[Dataset entries]
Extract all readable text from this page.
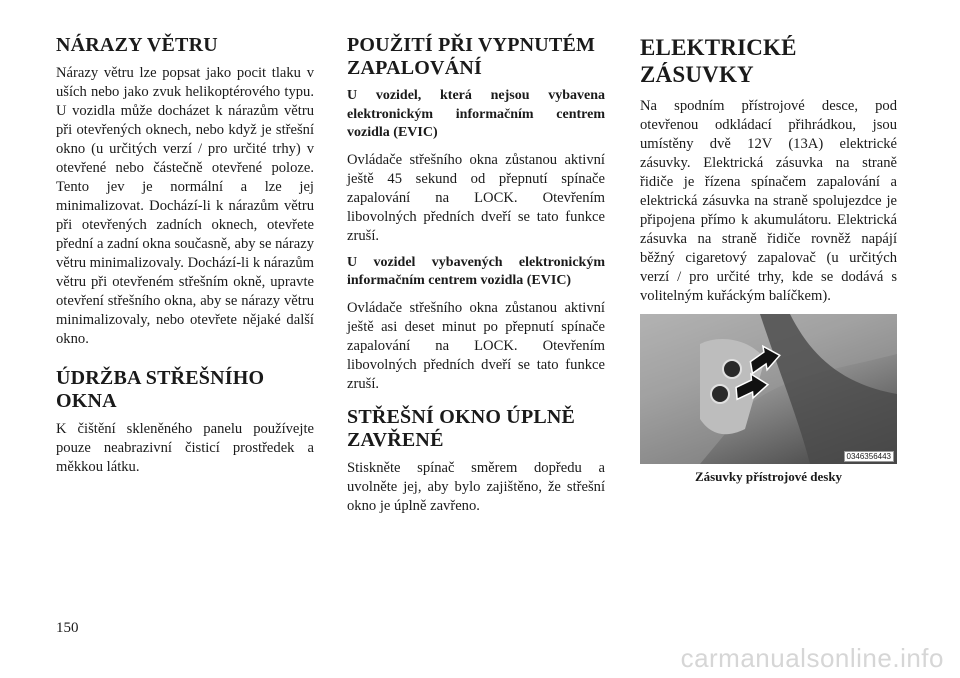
NÁRAZY VĚTRU

Nárazy větru lze popsat jako pocit tlaku v uších nebo jako zvuk helikoptérového typu. U vozidla může docházet k nárazům větru při otevřených oknech, nebo když je střešní okno (u určitých verzí / pro určité trhy) v otevřené nebo částečně otevřené poloze. Tento jev je normální a lze jej minimalizovat. Dochází-li k nárazům větru při otevřených zadních oknech, otevřete přední a zadní okna současně, aby se nárazy větru minimalizovaly. Dochází-li k nárazům větru při otevřeném střešním okně, upravte otevření střešního okna, aby se nárazy větru minimalizovaly, nebo otevřete nějaké další okno.

ÚDRŽBA STŘEŠNÍHO OKNA

K čištění skleněného panelu používejte pouze neabrazivní čisticí prostředek a měkkou látku.

POUŽITÍ PŘI VYPNUTÉM ZAPALOVÁNÍ

U vozidel, která nejsou vybavena elektronickým informačním centrem vozidla (EVIC)

Ovládače střešního okna zůstanou aktivní ještě 45 sekund od přepnutí spínače zapalování na LOCK. Otevřením libovolných předních dveří se tato funkce zruší.

U vozidel vybavených elektronickým informačním centrem vozidla (EVIC)

Ovládače střešního okna zůstanou aktivní ještě asi deset minut po přepnutí spínače zapalování na LOCK. Otevřením libovolných předních dveří se tato funkce zruší.

STŘEŠNÍ OKNO ÚPLNĚ ZAVŘENÉ

Stiskněte spínač směrem dopředu a uvolněte jej, aby bylo zajištěno, že střešní okno je úplně zavřeno.

ELEKTRICKÉ ZÁSUVKY

Na spodním přístrojové desce, pod otevřenou odkládací přihrádkou, jsou umístěny dvě 12V (13A) elektrické zásuvky. Elektrická zásuvka na straně řidiče je řízena spínačem zapalování a elektrická zásuvka na straně spolujezdce je připojena přímo k akumulátoru. Elektrická zásuvka na straně řidiče rovněž napájí běžný cigaretový zapalovač (u určitých verzí / pro určité trhy, kde se dodává s volitelným kuřáckým balíčkem).

0346356443
Zásuvky přístrojové desky
150
carmanualsonline.info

WORK TO DO: Using the data above, write out every line exactly, leaving the images behind.

RESULT OF THIS TASK:
Extract all readable text from this page.
NÁRAZY VĚTRU

Nárazy větru lze popsat jako pocit tlaku v uších nebo jako zvuk helikoptérového typu. U vozidla může docházet k nárazům větru při otevřených oknech, nebo když je střešní okno (u určitých verzí / pro určité trhy) v otevřené nebo částečně otevřené poloze. Tento jev je normální a lze jej minimalizovat. Dochází-li k nárazům větru při otevřených zadních oknech, otevřete přední a zadní okna současně, aby se nárazy větru minimalizovaly. Dochází-li k nárazům větru při otevřeném střešním okně, upravte otevření střešního okna, aby se nárazy větru minimalizovaly, nebo otevřete nějaké další okno.

ÚDRŽBA STŘEŠNÍHO OKNA

K čištění skleněného panelu používejte pouze neabrazivní čisticí prostředek a měkkou látku.

POUŽITÍ PŘI VYPNUTÉM ZAPALOVÁNÍ

U vozidel, která nejsou vybavena elektronickým informačním centrem vozidla (EVIC)

Ovládače střešního okna zůstanou aktivní ještě 45 sekund od přepnutí spínače zapalování na LOCK. Otevřením libovolných předních dveří se tato funkce zruší.

U vozidel vybavených elektronickým informačním centrem vozidla (EVIC)

Ovládače střešního okna zůstanou aktivní ještě asi deset minut po přepnutí spínače zapalování na LOCK. Otevřením libovolných předních dveří se tato funkce zruší.

STŘEŠNÍ OKNO ÚPLNĚ ZAVŘENÉ

Stiskněte spínač směrem dopředu a uvolněte jej, aby bylo zajištěno, že střešní okno je úplně zavřeno.

ELEKTRICKÉ ZÁSUVKY

Na spodním přístrojové desce, pod otevřenou odkládací přihrádkou, jsou umístěny dvě 12V (13A) elektrické zásuvky. Elektrická zásuvka na straně řidiče je řízena spínačem zapalování a elektrická zásuvka na straně spolujezdce je připojena přímo k akumulátoru. Elektrická zásuvka na straně řidiče rovněž napájí běžný cigaretový zapalovač (u určitých verzí / pro určité trhy, kde se dodává s volitelným kuřáckým balíčkem).

0346356443
Zásuvky přístrojové desky
150
carmanualsonline.info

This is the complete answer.